### SHORT PROBLEM:
Render every entry exactly as it appears.
#####
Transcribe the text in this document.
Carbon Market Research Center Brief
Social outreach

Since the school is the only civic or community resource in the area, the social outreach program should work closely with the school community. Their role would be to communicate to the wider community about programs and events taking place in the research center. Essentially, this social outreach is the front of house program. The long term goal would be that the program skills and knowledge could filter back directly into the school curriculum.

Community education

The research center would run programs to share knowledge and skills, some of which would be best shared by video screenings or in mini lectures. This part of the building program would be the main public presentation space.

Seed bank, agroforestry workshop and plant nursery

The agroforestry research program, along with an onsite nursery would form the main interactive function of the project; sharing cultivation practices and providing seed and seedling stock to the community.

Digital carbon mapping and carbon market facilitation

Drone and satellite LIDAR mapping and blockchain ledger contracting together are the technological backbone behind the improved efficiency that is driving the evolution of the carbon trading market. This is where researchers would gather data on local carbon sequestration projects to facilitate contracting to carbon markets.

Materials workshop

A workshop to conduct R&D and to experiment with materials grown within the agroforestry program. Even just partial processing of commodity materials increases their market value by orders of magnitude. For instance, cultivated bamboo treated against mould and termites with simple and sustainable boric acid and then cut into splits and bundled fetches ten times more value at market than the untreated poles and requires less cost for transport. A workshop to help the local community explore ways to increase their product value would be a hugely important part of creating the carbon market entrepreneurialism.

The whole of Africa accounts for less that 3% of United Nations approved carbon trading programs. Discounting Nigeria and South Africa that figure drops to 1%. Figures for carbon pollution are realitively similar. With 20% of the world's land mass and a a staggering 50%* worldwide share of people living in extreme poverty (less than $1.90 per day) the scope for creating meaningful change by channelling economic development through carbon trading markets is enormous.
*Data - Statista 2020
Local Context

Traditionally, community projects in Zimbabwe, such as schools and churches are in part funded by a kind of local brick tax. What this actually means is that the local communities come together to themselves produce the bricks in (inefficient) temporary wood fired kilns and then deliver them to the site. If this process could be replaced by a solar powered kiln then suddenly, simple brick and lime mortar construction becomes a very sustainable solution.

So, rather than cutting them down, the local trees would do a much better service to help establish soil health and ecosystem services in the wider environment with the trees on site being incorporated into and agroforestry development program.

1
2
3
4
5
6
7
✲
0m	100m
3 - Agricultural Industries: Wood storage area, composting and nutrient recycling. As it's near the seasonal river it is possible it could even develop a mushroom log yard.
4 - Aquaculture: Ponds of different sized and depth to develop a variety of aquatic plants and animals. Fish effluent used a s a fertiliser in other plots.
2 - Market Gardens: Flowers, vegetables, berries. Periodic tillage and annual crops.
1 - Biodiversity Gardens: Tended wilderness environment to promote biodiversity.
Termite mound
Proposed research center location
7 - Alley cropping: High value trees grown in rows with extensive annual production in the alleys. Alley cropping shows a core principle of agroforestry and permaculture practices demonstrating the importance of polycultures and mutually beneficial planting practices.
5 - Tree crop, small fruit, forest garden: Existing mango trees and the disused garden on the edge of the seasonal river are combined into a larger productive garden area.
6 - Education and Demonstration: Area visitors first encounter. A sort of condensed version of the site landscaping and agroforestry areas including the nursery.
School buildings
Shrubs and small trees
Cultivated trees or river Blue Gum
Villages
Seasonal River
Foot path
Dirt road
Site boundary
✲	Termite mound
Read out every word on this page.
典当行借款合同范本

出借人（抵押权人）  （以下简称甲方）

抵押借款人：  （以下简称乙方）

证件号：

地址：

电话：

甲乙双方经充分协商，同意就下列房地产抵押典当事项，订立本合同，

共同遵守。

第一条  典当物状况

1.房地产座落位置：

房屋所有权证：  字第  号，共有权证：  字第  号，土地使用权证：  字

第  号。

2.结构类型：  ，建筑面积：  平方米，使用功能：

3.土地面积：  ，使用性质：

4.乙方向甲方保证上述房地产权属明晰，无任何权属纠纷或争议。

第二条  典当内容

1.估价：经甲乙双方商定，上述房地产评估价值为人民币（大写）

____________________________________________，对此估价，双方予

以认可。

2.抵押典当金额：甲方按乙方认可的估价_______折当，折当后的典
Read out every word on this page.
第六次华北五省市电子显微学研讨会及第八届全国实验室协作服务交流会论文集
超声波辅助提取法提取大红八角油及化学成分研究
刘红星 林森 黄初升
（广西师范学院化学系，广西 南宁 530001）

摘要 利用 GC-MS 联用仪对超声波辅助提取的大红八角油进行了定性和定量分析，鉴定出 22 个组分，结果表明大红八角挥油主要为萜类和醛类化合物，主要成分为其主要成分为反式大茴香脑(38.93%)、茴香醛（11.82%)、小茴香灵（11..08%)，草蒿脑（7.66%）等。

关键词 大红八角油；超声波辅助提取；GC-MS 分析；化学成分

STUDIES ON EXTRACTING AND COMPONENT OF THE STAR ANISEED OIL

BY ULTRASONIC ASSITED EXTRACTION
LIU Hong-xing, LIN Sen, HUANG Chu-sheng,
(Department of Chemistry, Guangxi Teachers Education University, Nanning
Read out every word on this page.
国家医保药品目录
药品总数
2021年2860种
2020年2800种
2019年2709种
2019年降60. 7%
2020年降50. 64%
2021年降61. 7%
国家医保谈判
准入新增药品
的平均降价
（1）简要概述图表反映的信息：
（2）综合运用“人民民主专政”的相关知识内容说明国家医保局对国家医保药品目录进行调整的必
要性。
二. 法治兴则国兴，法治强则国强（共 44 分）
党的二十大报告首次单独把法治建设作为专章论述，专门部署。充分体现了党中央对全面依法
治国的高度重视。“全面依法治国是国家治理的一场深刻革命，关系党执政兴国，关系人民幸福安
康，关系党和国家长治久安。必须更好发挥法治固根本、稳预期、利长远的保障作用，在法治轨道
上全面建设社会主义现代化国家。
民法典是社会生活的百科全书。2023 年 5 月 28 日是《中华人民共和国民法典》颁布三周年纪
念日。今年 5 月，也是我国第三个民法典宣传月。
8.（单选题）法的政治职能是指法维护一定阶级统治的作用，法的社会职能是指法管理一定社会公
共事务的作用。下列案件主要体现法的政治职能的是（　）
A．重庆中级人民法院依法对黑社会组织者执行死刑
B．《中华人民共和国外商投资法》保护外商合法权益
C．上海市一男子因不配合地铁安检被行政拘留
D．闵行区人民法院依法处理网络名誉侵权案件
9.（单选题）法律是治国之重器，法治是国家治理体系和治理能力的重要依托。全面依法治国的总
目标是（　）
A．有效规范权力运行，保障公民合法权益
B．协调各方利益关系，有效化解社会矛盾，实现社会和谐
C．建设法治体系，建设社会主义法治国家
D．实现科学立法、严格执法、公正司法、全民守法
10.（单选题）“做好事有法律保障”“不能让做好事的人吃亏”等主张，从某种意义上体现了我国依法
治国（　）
#####
### CORRECT RESPONSE:
Transcribe the text in this document.
Carbon Market Research Center Brief
Social outreach

Since the school is the only civic or community resource in the area, the social outreach program should work closely with the school community. Their role would be to communicate to the wider community about programs and events taking place in the research center. Essentially, this social outreach is the front of house program. The long term goal would be that the program skills and knowledge could filter back directly into the school curriculum.

Community education

The research center would run programs to share knowledge and skills, some of which would be best shared by video screenings or in mini lectures. This part of the building program would be the main public presentation space.

Seed bank, agroforestry workshop and plant nursery

The agroforestry research program, along with an onsite nursery would form the main interactive function of the project; sharing cultivation practices and providing seed and seedling stock to the community.

Digital carbon mapping and carbon market facilitation

Drone and satellite LIDAR mapping and blockchain ledger contracting together are the technological backbone behind the improved efficiency that is driving the evolution of the carbon trading market. This is where researchers would gather data on local carbon sequestration projects to facilitate contracting to carbon markets.

Materials workshop

A workshop to conduct R&D and to experiment with materials grown within the agroforestry program. Even just partial processing of commodity materials increases their market value by orders of magnitude. For instance, cultivated bamboo treated against mould and termites with simple and sustainable boric acid and then cut into splits and bundled fetches ten times more value at market than the untreated poles and requires less cost for transport. A workshop to help the local community explore ways to increase their product value would be a hugely important part of creating the carbon market entrepreneurialism.

The whole of Africa accounts for less that 3% of United Nations approved carbon trading programs. Discounting Nigeria and South Africa that figure drops to 1%. Figures for carbon pollution are realitively similar. With 20% of the world's land mass and a a staggering 50%* worldwide share of people living in extreme poverty (less than $1.90 per day) the scope for creating meaningful change by channelling economic development through carbon trading markets is enormous.
*Data - Statista 2020
Local Context

Traditionally, community projects in Zimbabwe, such as schools and churches are in part funded by a kind of local brick tax. What this actually means is that the local communities come together to themselves produce the bricks in (inefficient) temporary wood fired kilns and then deliver them to the site. If this process could be replaced by a solar powered kiln then suddenly, simple brick and lime mortar construction becomes a very sustainable solution.

So, rather than cutting them down, the local trees would do a much better service to help establish soil health and ecosystem services in the wider environment with the trees on site being incorporated into and agroforestry development program.

1
2
3
4
5
6
7
✲
0m	100m
3 - Agricultural Industries: Wood storage area, composting and nutrient recycling. As it's near the seasonal river it is possible it could even develop a mushroom log yard.
4 - Aquaculture: Ponds of different sized and depth to develop a variety of aquatic plants and animals. Fish effluent used a s a fertiliser in other plots.
2 - Market Gardens: Flowers, vegetables, berries. Periodic tillage and annual crops.
1 - Biodiversity Gardens: Tended wilderness environment to promote biodiversity.
Termite mound
Proposed research center location
7 - Alley cropping: High value trees grown in rows with extensive annual production in the alleys. Alley cropping shows a core principle of agroforestry and permaculture practices demonstrating the importance of polycultures and mutually beneficial planting practices.
5 - Tree crop, small fruit, forest garden: Existing mango trees and the disused garden on the edge of the seasonal river are combined into a larger productive garden area.
6 - Education and Demonstration: Area visitors first encounter. A sort of condensed version of the site landscaping and agroforestry areas including the nursery.
School buildings
Shrubs and small trees
Cultivated trees or river Blue Gum
Villages
Seasonal River
Foot path
Dirt road
Site boundary
✲	Termite mound
Read out every word on this page.
典当行借款合同范本

出借人（抵押权人）  （以下简称甲方）

抵押借款人：  （以下简称乙方）

证件号：

地址：

电话：

甲乙双方经充分协商，同意就下列房地产抵押典当事项，订立本合同，

共同遵守。

第一条  典当物状况

1.房地产座落位置：

房屋所有权证：  字第  号，共有权证：  字第  号，土地使用权证：  字

第  号。

2.结构类型：  ，建筑面积：  平方米，使用功能：

3.土地面积：  ，使用性质：

4.乙方向甲方保证上述房地产权属明晰，无任何权属纠纷或争议。

第二条  典当内容

1.估价：经甲乙双方商定，上述房地产评估价值为人民币（大写）

____________________________________________，对此估价，双方予

以认可。

2.抵押典当金额：甲方按乙方认可的估价_______折当，折当后的典
Read out every word on this page.
第六次华北五省市电子显微学研讨会及第八届全国实验室协作服务交流会论文集
超声波辅助提取法提取大红八角油及化学成分研究
刘红星 林森 黄初升
（广西师范学院化学系，广西 南宁 530001）

摘要 利用 GC-MS 联用仪对超声波辅助提取的大红八角油进行了定性和定量分析，鉴定出 22 个组分，结果表明大红八角挥油主要为萜类和醛类化合物，主要成分为其主要成分为反式大茴香脑(38.93%)、茴香醛（11.82%)、小茴香灵（11..08%)，草蒿脑（7.66%）等。

关键词 大红八角油；超声波辅助提取；GC-MS 分析；化学成分

STUDIES ON EXTRACTING AND COMPONENT OF THE STAR ANISEED OIL

BY ULTRASONIC ASSITED EXTRACTION
LIU Hong-xing, LIN Sen, HUANG Chu-sheng,
(Department of Chemistry, Guangxi Teachers Education University, Nanning
Read out every word on this page.
国家医保药品目录
药品总数
2021年2860种
2020年2800种
2019年2709种
2019年降60. 7%
2020年降50. 64%
2021年降61. 7%
国家医保谈判
准入新增药品
的平均降价
（1）简要概述图表反映的信息：
（2）综合运用“人民民主专政”的相关知识内容说明国家医保局对国家医保药品目录进行调整的必
要性。
二. 法治兴则国兴，法治强则国强（共 44 分）
党的二十大报告首次单独把法治建设作为专章论述，专门部署。充分体现了党中央对全面依法
治国的高度重视。“全面依法治国是国家治理的一场深刻革命，关系党执政兴国，关系人民幸福安
康，关系党和国家长治久安。必须更好发挥法治固根本、稳预期、利长远的保障作用，在法治轨道
上全面建设社会主义现代化国家。
民法典是社会生活的百科全书。2023 年 5 月 28 日是《中华人民共和国民法典》颁布三周年纪
念日。今年 5 月，也是我国第三个民法典宣传月。
8.（单选题）法的政治职能是指法维护一定阶级统治的作用，法的社会职能是指法管理一定社会公
共事务的作用。下列案件主要体现法的政治职能的是（　）
A．重庆中级人民法院依法对黑社会组织者执行死刑
B．《中华人民共和国外商投资法》保护外商合法权益
C．上海市一男子因不配合地铁安检被行政拘留
D．闵行区人民法院依法处理网络名誉侵权案件
9.（单选题）法律是治国之重器，法治是国家治理体系和治理能力的重要依托。全面依法治国的总
目标是（　）
A．有效规范权力运行，保障公民合法权益
B．协调各方利益关系，有效化解社会矛盾，实现社会和谐
C．建设法治体系，建设社会主义法治国家
D．实现科学立法、严格执法、公正司法、全民守法
10.（单选题）“做好事有法律保障”“不能让做好事的人吃亏”等主张，从某种意义上体现了我国依法
治国（　）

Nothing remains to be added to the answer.